▶ _Supplied information_
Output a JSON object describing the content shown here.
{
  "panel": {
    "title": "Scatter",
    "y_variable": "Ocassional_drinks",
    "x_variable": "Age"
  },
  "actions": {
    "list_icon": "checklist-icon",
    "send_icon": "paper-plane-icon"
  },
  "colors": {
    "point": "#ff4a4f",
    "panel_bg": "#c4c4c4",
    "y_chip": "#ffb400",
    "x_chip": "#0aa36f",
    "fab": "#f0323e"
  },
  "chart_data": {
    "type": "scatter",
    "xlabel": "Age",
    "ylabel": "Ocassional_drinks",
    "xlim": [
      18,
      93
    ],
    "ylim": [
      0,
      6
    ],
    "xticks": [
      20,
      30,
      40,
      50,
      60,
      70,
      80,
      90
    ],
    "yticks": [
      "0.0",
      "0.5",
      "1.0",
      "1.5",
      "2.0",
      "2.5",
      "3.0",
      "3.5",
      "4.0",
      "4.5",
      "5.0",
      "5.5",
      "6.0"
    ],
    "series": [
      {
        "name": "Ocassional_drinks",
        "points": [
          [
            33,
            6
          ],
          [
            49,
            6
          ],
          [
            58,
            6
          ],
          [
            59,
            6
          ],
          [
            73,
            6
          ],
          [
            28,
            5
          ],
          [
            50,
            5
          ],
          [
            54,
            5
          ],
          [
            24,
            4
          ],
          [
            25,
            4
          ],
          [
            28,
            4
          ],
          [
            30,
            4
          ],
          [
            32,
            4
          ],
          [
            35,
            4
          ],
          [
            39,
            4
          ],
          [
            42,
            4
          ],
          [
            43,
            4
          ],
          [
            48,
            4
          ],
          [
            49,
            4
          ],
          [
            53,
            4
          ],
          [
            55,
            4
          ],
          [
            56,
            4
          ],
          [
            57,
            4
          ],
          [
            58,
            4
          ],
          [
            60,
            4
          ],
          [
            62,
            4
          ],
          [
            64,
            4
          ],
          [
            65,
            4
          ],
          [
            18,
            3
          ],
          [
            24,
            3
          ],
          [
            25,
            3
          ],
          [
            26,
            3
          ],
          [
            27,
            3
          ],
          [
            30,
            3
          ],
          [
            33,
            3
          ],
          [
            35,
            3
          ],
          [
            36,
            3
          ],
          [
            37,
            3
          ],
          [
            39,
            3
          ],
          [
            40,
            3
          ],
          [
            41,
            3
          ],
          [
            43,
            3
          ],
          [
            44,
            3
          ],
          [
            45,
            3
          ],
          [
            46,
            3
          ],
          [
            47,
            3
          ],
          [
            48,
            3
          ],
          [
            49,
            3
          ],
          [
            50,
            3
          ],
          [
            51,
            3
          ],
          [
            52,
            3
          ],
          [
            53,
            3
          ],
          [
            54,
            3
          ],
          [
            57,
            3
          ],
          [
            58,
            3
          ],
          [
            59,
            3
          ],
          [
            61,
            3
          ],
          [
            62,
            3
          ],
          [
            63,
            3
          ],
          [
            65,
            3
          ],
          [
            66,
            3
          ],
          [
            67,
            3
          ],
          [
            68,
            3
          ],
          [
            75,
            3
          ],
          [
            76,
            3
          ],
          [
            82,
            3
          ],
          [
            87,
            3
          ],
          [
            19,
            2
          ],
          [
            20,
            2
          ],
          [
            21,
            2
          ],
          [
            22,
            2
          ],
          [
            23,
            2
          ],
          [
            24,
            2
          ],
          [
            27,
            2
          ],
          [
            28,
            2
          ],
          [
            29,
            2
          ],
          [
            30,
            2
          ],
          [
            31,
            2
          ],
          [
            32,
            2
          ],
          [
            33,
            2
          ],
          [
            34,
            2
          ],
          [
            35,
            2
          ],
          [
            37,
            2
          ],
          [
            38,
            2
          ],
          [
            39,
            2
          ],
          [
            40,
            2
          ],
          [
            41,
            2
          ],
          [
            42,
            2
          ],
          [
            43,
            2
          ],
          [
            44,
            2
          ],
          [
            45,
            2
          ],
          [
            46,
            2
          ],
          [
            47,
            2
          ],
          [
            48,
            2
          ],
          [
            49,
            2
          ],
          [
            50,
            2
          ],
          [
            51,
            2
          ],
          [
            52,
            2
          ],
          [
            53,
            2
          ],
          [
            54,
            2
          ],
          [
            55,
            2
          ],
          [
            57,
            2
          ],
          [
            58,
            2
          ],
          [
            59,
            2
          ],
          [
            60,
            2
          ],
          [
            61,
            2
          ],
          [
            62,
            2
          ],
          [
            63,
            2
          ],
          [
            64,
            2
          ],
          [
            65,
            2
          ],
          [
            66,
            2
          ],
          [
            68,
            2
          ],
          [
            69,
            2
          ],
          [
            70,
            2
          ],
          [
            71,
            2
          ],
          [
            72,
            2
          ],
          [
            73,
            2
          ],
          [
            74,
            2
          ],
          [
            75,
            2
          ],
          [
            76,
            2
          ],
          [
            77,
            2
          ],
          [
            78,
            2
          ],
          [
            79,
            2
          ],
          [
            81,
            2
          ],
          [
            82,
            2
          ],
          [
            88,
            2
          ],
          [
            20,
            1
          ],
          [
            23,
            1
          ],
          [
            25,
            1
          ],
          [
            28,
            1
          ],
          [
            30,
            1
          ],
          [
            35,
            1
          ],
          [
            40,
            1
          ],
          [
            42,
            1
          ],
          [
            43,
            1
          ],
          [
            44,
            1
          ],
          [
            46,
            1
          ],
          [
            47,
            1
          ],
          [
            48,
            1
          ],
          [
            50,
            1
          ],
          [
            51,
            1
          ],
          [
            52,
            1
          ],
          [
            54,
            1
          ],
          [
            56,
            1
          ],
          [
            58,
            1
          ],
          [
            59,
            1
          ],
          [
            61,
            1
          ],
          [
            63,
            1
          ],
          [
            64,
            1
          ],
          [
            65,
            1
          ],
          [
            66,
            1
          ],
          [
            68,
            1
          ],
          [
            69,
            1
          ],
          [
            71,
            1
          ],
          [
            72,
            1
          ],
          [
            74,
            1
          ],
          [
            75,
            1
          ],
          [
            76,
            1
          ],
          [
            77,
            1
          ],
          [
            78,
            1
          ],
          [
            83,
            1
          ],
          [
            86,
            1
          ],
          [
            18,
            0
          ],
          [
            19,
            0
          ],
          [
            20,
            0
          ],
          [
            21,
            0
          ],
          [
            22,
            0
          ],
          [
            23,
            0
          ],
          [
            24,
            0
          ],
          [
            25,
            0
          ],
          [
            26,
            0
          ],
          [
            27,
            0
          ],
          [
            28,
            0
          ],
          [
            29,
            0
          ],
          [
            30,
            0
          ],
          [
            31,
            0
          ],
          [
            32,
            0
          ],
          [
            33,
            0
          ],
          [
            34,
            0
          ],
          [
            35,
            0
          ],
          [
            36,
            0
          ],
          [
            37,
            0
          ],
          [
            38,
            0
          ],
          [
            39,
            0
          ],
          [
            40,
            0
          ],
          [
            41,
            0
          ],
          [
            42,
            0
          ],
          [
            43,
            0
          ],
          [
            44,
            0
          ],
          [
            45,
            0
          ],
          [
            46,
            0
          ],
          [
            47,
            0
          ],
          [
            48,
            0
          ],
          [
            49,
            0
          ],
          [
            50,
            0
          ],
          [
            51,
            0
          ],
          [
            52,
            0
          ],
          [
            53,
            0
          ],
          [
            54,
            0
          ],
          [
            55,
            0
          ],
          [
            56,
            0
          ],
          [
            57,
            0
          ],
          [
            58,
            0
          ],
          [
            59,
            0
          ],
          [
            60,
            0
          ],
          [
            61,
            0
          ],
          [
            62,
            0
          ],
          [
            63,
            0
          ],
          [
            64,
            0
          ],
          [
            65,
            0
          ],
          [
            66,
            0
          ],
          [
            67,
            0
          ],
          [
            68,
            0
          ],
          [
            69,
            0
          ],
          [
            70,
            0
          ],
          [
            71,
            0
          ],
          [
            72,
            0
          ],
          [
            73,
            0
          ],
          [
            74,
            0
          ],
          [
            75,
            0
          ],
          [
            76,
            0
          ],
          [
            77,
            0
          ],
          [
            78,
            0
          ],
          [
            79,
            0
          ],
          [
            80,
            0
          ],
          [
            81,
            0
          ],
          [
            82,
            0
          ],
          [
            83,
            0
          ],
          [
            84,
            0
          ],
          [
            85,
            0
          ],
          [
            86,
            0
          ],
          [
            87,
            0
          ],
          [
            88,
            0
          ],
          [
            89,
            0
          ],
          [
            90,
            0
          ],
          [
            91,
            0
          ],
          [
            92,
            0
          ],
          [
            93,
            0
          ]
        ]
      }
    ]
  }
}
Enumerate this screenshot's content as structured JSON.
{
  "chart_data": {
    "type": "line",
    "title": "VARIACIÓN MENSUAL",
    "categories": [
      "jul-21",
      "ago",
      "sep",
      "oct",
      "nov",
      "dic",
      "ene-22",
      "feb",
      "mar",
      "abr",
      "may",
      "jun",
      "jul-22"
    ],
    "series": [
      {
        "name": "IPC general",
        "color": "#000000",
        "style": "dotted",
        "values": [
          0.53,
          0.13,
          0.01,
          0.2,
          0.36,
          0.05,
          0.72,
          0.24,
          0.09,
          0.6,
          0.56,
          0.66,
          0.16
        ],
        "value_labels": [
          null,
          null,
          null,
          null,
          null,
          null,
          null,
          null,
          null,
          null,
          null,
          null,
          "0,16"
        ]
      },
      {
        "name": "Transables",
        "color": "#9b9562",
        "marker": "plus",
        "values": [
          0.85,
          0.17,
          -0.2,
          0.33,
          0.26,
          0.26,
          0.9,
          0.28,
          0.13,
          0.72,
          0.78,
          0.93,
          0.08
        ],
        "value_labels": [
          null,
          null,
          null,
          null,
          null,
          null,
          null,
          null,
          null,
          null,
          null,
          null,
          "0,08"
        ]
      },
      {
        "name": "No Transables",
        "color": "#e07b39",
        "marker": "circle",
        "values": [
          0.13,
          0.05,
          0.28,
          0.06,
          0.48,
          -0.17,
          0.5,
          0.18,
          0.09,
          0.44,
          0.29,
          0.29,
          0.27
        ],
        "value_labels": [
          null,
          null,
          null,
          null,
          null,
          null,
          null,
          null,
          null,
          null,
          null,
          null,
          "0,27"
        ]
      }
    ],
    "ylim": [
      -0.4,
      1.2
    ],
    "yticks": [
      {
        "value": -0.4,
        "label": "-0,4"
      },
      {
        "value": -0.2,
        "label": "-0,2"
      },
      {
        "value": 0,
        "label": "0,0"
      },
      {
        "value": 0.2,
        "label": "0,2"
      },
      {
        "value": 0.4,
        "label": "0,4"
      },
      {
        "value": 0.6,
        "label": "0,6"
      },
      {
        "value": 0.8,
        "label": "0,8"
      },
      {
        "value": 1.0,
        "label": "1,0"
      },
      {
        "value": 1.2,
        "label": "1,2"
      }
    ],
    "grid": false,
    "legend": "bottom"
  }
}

▶ _What you will do_
Pull out each line containing the word "title" and copy it.

▶ _Answer in full_
    "title": "Scatter",
    "title": "VARIACIÓN MENSUAL",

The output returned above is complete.